* [What you are asked to do]
All of the material below is to be retyped exactly.

Data items:
+ + + +

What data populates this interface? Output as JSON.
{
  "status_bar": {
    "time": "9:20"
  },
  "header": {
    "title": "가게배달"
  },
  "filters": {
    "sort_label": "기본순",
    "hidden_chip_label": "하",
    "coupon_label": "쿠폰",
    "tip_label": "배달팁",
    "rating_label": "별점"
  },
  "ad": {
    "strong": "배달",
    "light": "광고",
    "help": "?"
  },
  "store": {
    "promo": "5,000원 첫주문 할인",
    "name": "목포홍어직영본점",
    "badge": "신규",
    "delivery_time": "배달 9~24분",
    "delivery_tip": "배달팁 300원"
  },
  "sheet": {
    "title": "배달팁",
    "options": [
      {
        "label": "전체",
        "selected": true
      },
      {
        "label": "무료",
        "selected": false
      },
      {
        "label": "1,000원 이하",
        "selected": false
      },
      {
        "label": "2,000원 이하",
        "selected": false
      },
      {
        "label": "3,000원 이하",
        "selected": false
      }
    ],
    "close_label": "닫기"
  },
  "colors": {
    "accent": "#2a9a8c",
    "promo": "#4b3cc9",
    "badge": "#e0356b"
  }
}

+ + + +

* [Output for this exercise]
What data populates this interface? Output as JSON.
{
  "status_bar": {
    "time": "9:20"
  },
  "header": {
    "title": "가게배달"
  },
  "filters": {
    "sort_label": "기본순",
    "hidden_chip_label": "하",
    "coupon_label": "쿠폰",
    "tip_label": "배달팁",
    "rating_label": "별점"
  },
  "ad": {
    "strong": "배달",
    "light": "광고",
    "help": "?"
  },
  "store": {
    "promo": "5,000원 첫주문 할인",
    "name": "목포홍어직영본점",
    "badge": "신규",
    "delivery_time": "배달 9~24분",
    "delivery_tip": "배달팁 300원"
  },
  "sheet": {
    "title": "배달팁",
    "options": [
      {
        "label": "전체",
        "selected": true
      },
      {
        "label": "무료",
        "selected": false
      },
      {
        "label": "1,000원 이하",
        "selected": false
      },
      {
        "label": "2,000원 이하",
        "selected": false
      },
      {
        "label": "3,000원 이하",
        "selected": false
      }
    ],
    "close_label": "닫기"
  },
  "colors": {
    "accent": "#2a9a8c",
    "promo": "#4b3cc9",
    "badge": "#e0356b"
  }
}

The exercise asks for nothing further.